───── TASK INPUTS ─────

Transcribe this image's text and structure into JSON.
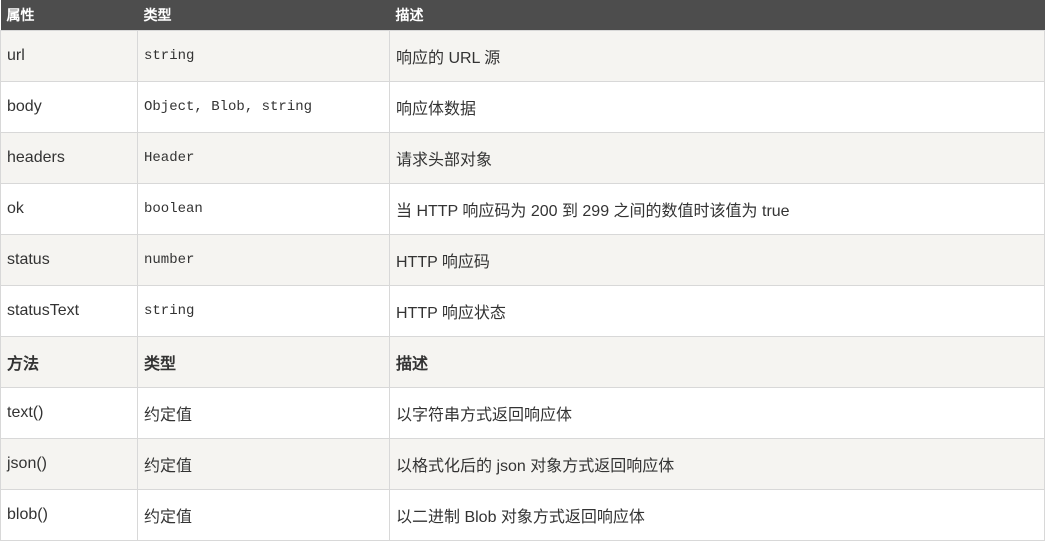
{
  "header": {
    "col1": "属性",
    "col2": "类型",
    "col3": "描述"
  },
  "properties": [
    {
      "name": "url",
      "type": "string",
      "desc": "响应的 URL 源"
    },
    {
      "name": "body",
      "type": "Object, Blob, string",
      "desc": "响应体数据"
    },
    {
      "name": "headers",
      "type": "Header",
      "desc": "请求头部对象"
    },
    {
      "name": "ok",
      "type": "boolean",
      "desc": "当 HTTP 响应码为 200 到 299 之间的数值时该值为 true"
    },
    {
      "name": "status",
      "type": "number",
      "desc": "HTTP 响应码"
    },
    {
      "name": "statusText",
      "type": "string",
      "desc": "HTTP 响应状态"
    }
  ],
  "methods_header": {
    "col1": "方法",
    "col2": "类型",
    "col3": "描述"
  },
  "methods": [
    {
      "name": "text()",
      "type": "约定值",
      "desc": "以字符串方式返回响应体"
    },
    {
      "name": "json()",
      "type": "约定值",
      "desc": "以格式化后的 json 对象方式返回响应体"
    },
    {
      "name": "blob()",
      "type": "约定值",
      "desc": "以二进制 Blob 对象方式返回响应体"
    }
  ]
}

─────

> [PROBLEM DETAILS]
Leave the pictures out and reproduce all of the records exactly.

> [ANSWER TO THE EXERCISE]
Transcribe this image's text and structure into JSON.
{
  "header": {
    "col1": "属性",
    "col2": "类型",
    "col3": "描述"
  },
  "properties": [
    {
      "name": "url",
      "type": "string",
      "desc": "响应的 URL 源"
    },
    {
      "name": "body",
      "type": "Object, Blob, string",
      "desc": "响应体数据"
    },
    {
      "name": "headers",
      "type": "Header",
      "desc": "请求头部对象"
    },
    {
      "name": "ok",
      "type": "boolean",
      "desc": "当 HTTP 响应码为 200 到 299 之间的数值时该值为 true"
    },
    {
      "name": "status",
      "type": "number",
      "desc": "HTTP 响应码"
    },
    {
      "name": "statusText",
      "type": "string",
      "desc": "HTTP 响应状态"
    }
  ],
  "methods_header": {
    "col1": "方法",
    "col2": "类型",
    "col3": "描述"
  },
  "methods": [
    {
      "name": "text()",
      "type": "约定值",
      "desc": "以字符串方式返回响应体"
    },
    {
      "name": "json()",
      "type": "约定值",
      "desc": "以格式化后的 json 对象方式返回响应体"
    },
    {
      "name": "blob()",
      "type": "约定值",
      "desc": "以二进制 Blob 对象方式返回响应体"
    }
  ]
}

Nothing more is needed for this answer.